(Data items)
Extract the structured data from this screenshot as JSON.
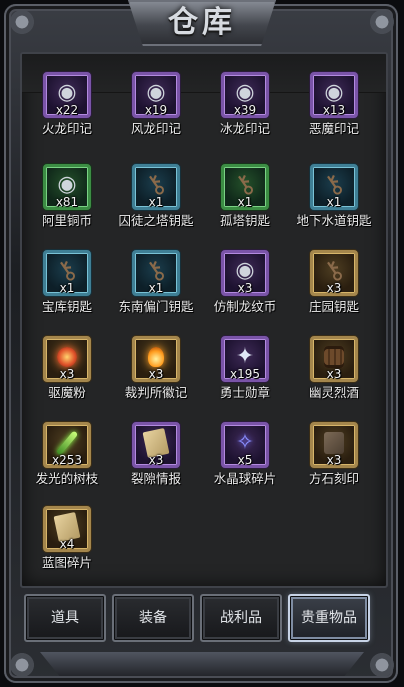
{
  "window": {
    "title": "仓库"
  },
  "items": [
    {
      "name": "火龙印记",
      "qty": "x22",
      "frame": "purple",
      "icon": "coin-icon",
      "glyph": "◉"
    },
    {
      "name": "风龙印记",
      "qty": "x19",
      "frame": "purple",
      "icon": "coin-icon",
      "glyph": "◉"
    },
    {
      "name": "冰龙印记",
      "qty": "x39",
      "frame": "purple",
      "icon": "coin-icon",
      "glyph": "◉"
    },
    {
      "name": "恶魔印记",
      "qty": "x13",
      "frame": "purple",
      "icon": "coin-icon",
      "glyph": "◉"
    },
    {
      "name": "阿里铜币",
      "qty": "x81",
      "frame": "green",
      "icon": "coin-icon",
      "glyph": "◉"
    },
    {
      "name": "囚徒之塔钥匙",
      "qty": "x1",
      "frame": "blue",
      "icon": "key-icon",
      "glyph": "⚷"
    },
    {
      "name": "孤塔钥匙",
      "qty": "x1",
      "frame": "green",
      "icon": "key-icon",
      "glyph": "⚷"
    },
    {
      "name": "地下水道钥匙",
      "qty": "x1",
      "frame": "blue",
      "icon": "key-icon",
      "glyph": "⚷"
    },
    {
      "name": "宝库钥匙",
      "qty": "x1",
      "frame": "blue",
      "icon": "key-icon",
      "glyph": "⚷"
    },
    {
      "name": "东南偏门钥匙",
      "qty": "x1",
      "frame": "blue",
      "icon": "key-icon",
      "glyph": "⚷"
    },
    {
      "name": "仿制龙纹币",
      "qty": "x3",
      "frame": "purple",
      "icon": "coin-icon",
      "glyph": "◉"
    },
    {
      "name": "庄园钥匙",
      "qty": "x3",
      "frame": "brown",
      "icon": "key-icon",
      "glyph": "⚷"
    },
    {
      "name": "驱魔粉",
      "qty": "x3",
      "frame": "brown",
      "icon": "red-orb-icon",
      "glyph": ""
    },
    {
      "name": "裁判所徽记",
      "qty": "x3",
      "frame": "brown",
      "icon": "flame-badge-icon",
      "glyph": ""
    },
    {
      "name": "勇士勋章",
      "qty": "x195",
      "frame": "purple",
      "icon": "medal-icon",
      "glyph": "✦"
    },
    {
      "name": "幽灵烈酒",
      "qty": "x3",
      "frame": "brown",
      "icon": "barrel-icon",
      "glyph": ""
    },
    {
      "name": "发光的树枝",
      "qty": "x253",
      "frame": "brown",
      "icon": "glowing-branch-icon",
      "glyph": ""
    },
    {
      "name": "裂隙情报",
      "qty": "x3",
      "frame": "purple",
      "icon": "scroll-icon",
      "glyph": ""
    },
    {
      "name": "水晶球碎片",
      "qty": "x5",
      "frame": "purple",
      "icon": "crystal-shard-icon",
      "glyph": "✧"
    },
    {
      "name": "方石刻印",
      "qty": "x3",
      "frame": "brown",
      "icon": "stone-tablet-icon",
      "glyph": ""
    },
    {
      "name": "蓝图碎片",
      "qty": "x4",
      "frame": "brown",
      "icon": "scroll-icon",
      "glyph": ""
    }
  ],
  "tabs": [
    {
      "label": "道具",
      "active": false
    },
    {
      "label": "装备",
      "active": false
    },
    {
      "label": "战利品",
      "active": false
    },
    {
      "label": "贵重物品",
      "active": true
    }
  ]
}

STATED TASK =
Set down every record once more, word for word, without pictures.

ANSWER TO THIS EXERCISE =
Extract the structured data from this screenshot as JSON.
{
  "window": {
    "title": "仓库"
  },
  "items": [
    {
      "name": "火龙印记",
      "qty": "x22",
      "frame": "purple",
      "icon": "coin-icon",
      "glyph": "◉"
    },
    {
      "name": "风龙印记",
      "qty": "x19",
      "frame": "purple",
      "icon": "coin-icon",
      "glyph": "◉"
    },
    {
      "name": "冰龙印记",
      "qty": "x39",
      "frame": "purple",
      "icon": "coin-icon",
      "glyph": "◉"
    },
    {
      "name": "恶魔印记",
      "qty": "x13",
      "frame": "purple",
      "icon": "coin-icon",
      "glyph": "◉"
    },
    {
      "name": "阿里铜币",
      "qty": "x81",
      "frame": "green",
      "icon": "coin-icon",
      "glyph": "◉"
    },
    {
      "name": "囚徒之塔钥匙",
      "qty": "x1",
      "frame": "blue",
      "icon": "key-icon",
      "glyph": "⚷"
    },
    {
      "name": "孤塔钥匙",
      "qty": "x1",
      "frame": "green",
      "icon": "key-icon",
      "glyph": "⚷"
    },
    {
      "name": "地下水道钥匙",
      "qty": "x1",
      "frame": "blue",
      "icon": "key-icon",
      "glyph": "⚷"
    },
    {
      "name": "宝库钥匙",
      "qty": "x1",
      "frame": "blue",
      "icon": "key-icon",
      "glyph": "⚷"
    },
    {
      "name": "东南偏门钥匙",
      "qty": "x1",
      "frame": "blue",
      "icon": "key-icon",
      "glyph": "⚷"
    },
    {
      "name": "仿制龙纹币",
      "qty": "x3",
      "frame": "purple",
      "icon": "coin-icon",
      "glyph": "◉"
    },
    {
      "name": "庄园钥匙",
      "qty": "x3",
      "frame": "brown",
      "icon": "key-icon",
      "glyph": "⚷"
    },
    {
      "name": "驱魔粉",
      "qty": "x3",
      "frame": "brown",
      "icon": "red-orb-icon",
      "glyph": ""
    },
    {
      "name": "裁判所徽记",
      "qty": "x3",
      "frame": "brown",
      "icon": "flame-badge-icon",
      "glyph": ""
    },
    {
      "name": "勇士勋章",
      "qty": "x195",
      "frame": "purple",
      "icon": "medal-icon",
      "glyph": "✦"
    },
    {
      "name": "幽灵烈酒",
      "qty": "x3",
      "frame": "brown",
      "icon": "barrel-icon",
      "glyph": ""
    },
    {
      "name": "发光的树枝",
      "qty": "x253",
      "frame": "brown",
      "icon": "glowing-branch-icon",
      "glyph": ""
    },
    {
      "name": "裂隙情报",
      "qty": "x3",
      "frame": "purple",
      "icon": "scroll-icon",
      "glyph": ""
    },
    {
      "name": "水晶球碎片",
      "qty": "x5",
      "frame": "purple",
      "icon": "crystal-shard-icon",
      "glyph": "✧"
    },
    {
      "name": "方石刻印",
      "qty": "x3",
      "frame": "brown",
      "icon": "stone-tablet-icon",
      "glyph": ""
    },
    {
      "name": "蓝图碎片",
      "qty": "x4",
      "frame": "brown",
      "icon": "scroll-icon",
      "glyph": ""
    }
  ],
  "tabs": [
    {
      "label": "道具",
      "active": false
    },
    {
      "label": "装备",
      "active": false
    },
    {
      "label": "战利品",
      "active": false
    },
    {
      "label": "贵重物品",
      "active": true
    }
  ]
}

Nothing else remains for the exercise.